## EXERCISE
Your copy of the lines below must match them exactly and contain no images.
* * * * * * *
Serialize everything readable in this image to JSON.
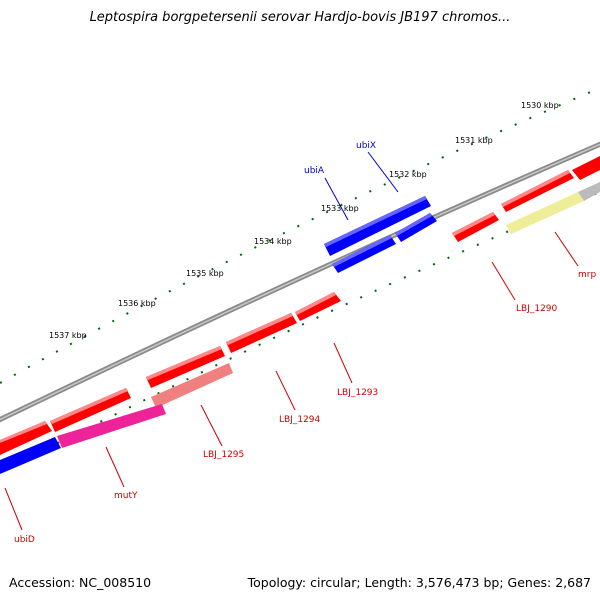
{
  "title": "Leptospira borgpetersenii serovar Hardjo-bovis JB197 chromos...",
  "footer": {
    "accession": "Accession: NC_008510",
    "summary": "Topology: circular; Length: 3,576,473 bp; Genes: 2,687"
  },
  "colors": {
    "gene_red": "#ff0000",
    "gene_blue": "#0000ff",
    "gene_pink": "#ee2299",
    "gene_salmon": "#f08080",
    "gene_yellow": "#eeee99",
    "gene_grey": "#bbbbbb",
    "tick_green": "#006600",
    "backbone": "#888888",
    "label_red": "#cc0000",
    "label_blue": "#0000cc"
  },
  "kbp_labels": [
    "1530 kbp",
    "1531 kbp",
    "1532 kbp",
    "1533 kbp",
    "1534 kbp",
    "1535 kbp",
    "1536 kbp",
    "1537 kbp"
  ],
  "gene_labels": [
    "ubiX",
    "ubiA",
    "LBJ_1290",
    "mrp",
    "LBJ_1293",
    "LBJ_1294",
    "LBJ_1295",
    "mutY",
    "ubiD"
  ]
}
* * * * * * *
## WRITTEN REPLY
Serialize everything readable in this image to JSON.
{
  "title": "Leptospira borgpetersenii serovar Hardjo-bovis JB197 chromos...",
  "footer": {
    "accession": "Accession: NC_008510",
    "summary": "Topology: circular; Length: 3,576,473 bp; Genes: 2,687"
  },
  "colors": {
    "gene_red": "#ff0000",
    "gene_blue": "#0000ff",
    "gene_pink": "#ee2299",
    "gene_salmon": "#f08080",
    "gene_yellow": "#eeee99",
    "gene_grey": "#bbbbbb",
    "tick_green": "#006600",
    "backbone": "#888888",
    "label_red": "#cc0000",
    "label_blue": "#0000cc"
  },
  "kbp_labels": [
    "1530 kbp",
    "1531 kbp",
    "1532 kbp",
    "1533 kbp",
    "1534 kbp",
    "1535 kbp",
    "1536 kbp",
    "1537 kbp"
  ],
  "gene_labels": [
    "ubiX",
    "ubiA",
    "LBJ_1290",
    "mrp",
    "LBJ_1293",
    "LBJ_1294",
    "LBJ_1295",
    "mutY",
    "ubiD"
  ]
}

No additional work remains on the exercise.